● GIVEN INFORMATION
╭──

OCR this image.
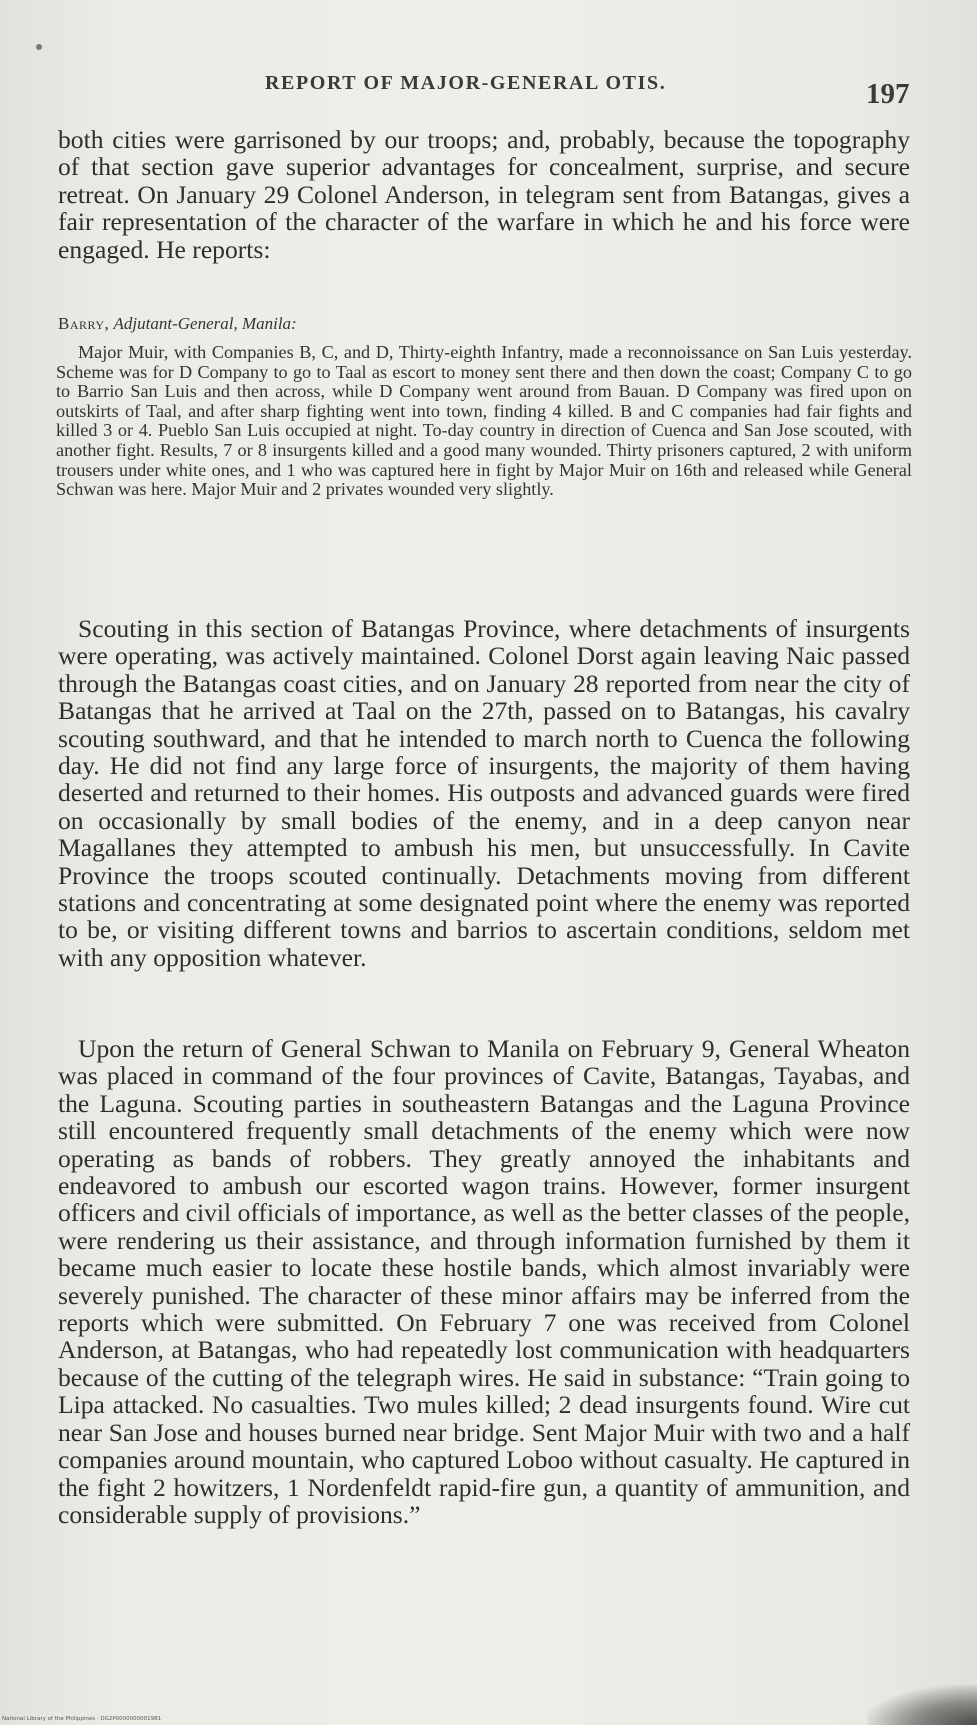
REPORT OF MAJOR-GENERAL OTIS.	197

both cities were garrisoned by our troops; and, probably, because the topography of that section gave superior advantages for concealment, surprise, and secure retreat. On January 29 Colonel Anderson, in telegram sent from Batangas, gives a fair representation of the character of the warfare in which he and his force were engaged. He reports:

Barry, Adjutant-General, Manila:

Major Muir, with Companies B, C, and D, Thirty-eighth Infantry, made a reconnoissance on San Luis yesterday. Scheme was for D Company to go to Taal as escort to money sent there and then down the coast; Company C to go to Barrio San Luis and then across, while D Company went around from Bauan. D Company was fired upon on outskirts of Taal, and after sharp fighting went into town, finding 4 killed. B and C companies had fair fights and killed 3 or 4. Pueblo San Luis occupied at night. To-day country in direction of Cuenca and San Jose scouted, with another fight. Results, 7 or 8 insurgents killed and a good many wounded. Thirty prisoners captured, 2 with uniform trousers under white ones, and 1 who was captured here in fight by Major Muir on 16th and released while General Schwan was here. Major Muir and 2 privates wounded very slightly.

Scouting in this section of Batangas Province, where detachments of insurgents were operating, was actively maintained. Colonel Dorst again leaving Naic passed through the Batangas coast cities, and on January 28 reported from near the city of Batangas that he arrived at Taal on the 27th, passed on to Batangas, his cavalry scouting southward, and that he intended to march north to Cuenca the following day. He did not find any large force of insurgents, the majority of them having deserted and returned to their homes. His outposts and advanced guards were fired on occasionally by small bodies of the enemy, and in a deep canyon near Magallanes they attempted to ambush his men, but unsuccessfully. In Cavite Province the troops scouted continually. Detachments moving from different stations and concentrating at some designated point where the enemy was reported to be, or visiting different towns and barrios to ascertain conditions, seldom met with any opposition whatever.

Upon the return of General Schwan to Manila on February 9, General Wheaton was placed in command of the four provinces of Cavite, Batangas, Tayabas, and the Laguna. Scouting parties in southeastern Batangas and the Laguna Province still encountered frequently small detachments of the enemy which were now operating as bands of robbers. They greatly annoyed the inhabitants and endeavored to ambush our escorted wagon trains. However, former insurgent officers and civil officials of importance, as well as the better classes of the people, were rendering us their assistance, and through information furnished by them it became much easier to locate these hostile bands, which almost invariably were severely punished. The character of these minor affairs may be inferred from the reports which were submitted. On February 7 one was received from Colonel Anderson, at Batangas, who had repeatedly lost communication with headquarters because of the cutting of the telegraph wires. He said in substance: “Train going to Lipa attacked. No casualties. Two mules killed; 2 dead insurgents found. Wire cut near San Jose and houses burned near bridge. Sent Major Muir with two and a half companies around mountain, who captured Loboo without casualty. He captured in the fight 2 howitzers, 1 Nordenfeldt rapid-fire gun, a quantity of ammunition, and considerable supply of provisions.”

National Library of the Philippines · DG2P0000000001981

╰──

● YOUR INSTRUCTIONS
Report all lines of the data above that include the string "this".

● RESULT BELOW
OCR this image.
Scouting in this section of Batangas Province, where detachments of insurgents were operating, was actively maintained. Colonel Dorst again leaving Naic passed through the Batangas coast cities, and on January 28 reported from near the city of Batangas that he arrived at Taal on the 27th, passed on to Batangas, his cavalry scouting southward, and that he intended to march north to Cuenca the following day. He did not find any large force of insurgents, the majority of them having deserted and returned to their homes. His outposts and advanced guards were fired on occasionally by small bodies of the enemy, and in a deep canyon near Magallanes they attempted to ambush his men, but unsuccessfully. In Cavite Province the troops scouted continually. Detachments moving from different stations and concentrating at some designated point where the enemy was reported to be, or visiting different towns and barrios to ascertain conditions, seldom met with any opposition whatever.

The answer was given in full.